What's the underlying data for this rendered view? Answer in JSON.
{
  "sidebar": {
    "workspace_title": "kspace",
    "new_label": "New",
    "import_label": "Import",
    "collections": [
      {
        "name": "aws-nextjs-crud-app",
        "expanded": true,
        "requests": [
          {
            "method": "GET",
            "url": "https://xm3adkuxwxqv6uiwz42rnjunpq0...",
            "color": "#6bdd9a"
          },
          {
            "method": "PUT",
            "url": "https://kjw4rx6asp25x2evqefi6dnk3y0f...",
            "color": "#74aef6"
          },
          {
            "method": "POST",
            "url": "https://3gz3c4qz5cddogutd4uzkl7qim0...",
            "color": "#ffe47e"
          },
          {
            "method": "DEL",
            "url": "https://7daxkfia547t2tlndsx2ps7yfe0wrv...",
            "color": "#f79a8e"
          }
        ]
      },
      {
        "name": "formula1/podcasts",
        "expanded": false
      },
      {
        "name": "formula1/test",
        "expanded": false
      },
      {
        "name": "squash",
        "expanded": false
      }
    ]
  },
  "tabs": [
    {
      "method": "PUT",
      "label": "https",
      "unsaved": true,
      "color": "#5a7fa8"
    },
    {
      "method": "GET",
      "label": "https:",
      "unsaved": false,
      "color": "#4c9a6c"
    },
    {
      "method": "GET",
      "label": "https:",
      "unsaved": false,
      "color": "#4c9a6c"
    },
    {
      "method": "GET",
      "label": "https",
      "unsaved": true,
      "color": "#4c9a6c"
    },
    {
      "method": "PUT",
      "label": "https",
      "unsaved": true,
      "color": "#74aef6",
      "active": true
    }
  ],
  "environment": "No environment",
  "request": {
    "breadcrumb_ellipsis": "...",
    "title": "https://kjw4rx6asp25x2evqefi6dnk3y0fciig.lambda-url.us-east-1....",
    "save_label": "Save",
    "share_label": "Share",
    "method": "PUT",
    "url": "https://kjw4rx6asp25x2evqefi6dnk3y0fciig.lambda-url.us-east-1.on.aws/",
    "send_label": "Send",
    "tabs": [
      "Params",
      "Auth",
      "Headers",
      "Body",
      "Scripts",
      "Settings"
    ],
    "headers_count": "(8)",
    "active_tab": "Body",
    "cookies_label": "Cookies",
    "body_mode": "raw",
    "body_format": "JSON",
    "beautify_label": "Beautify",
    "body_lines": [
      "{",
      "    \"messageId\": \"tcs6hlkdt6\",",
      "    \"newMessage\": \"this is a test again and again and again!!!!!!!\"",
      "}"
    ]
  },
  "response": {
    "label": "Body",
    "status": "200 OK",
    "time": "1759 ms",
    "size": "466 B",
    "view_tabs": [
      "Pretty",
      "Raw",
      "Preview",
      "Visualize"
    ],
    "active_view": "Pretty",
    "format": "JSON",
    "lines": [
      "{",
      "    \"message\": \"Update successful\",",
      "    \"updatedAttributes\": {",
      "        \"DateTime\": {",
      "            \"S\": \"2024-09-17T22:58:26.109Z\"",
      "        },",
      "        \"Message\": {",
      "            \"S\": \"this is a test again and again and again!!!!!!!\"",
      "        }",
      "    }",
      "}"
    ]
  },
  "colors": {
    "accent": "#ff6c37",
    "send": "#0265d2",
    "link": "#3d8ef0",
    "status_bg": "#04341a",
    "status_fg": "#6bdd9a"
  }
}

....

**To be done**
Show every line where the string "JSON" appears.

**Answer to the problem**
What's the underlying data for this rendered view? Answer in JSON.
    "body_format": "JSON",
    "format": "JSON",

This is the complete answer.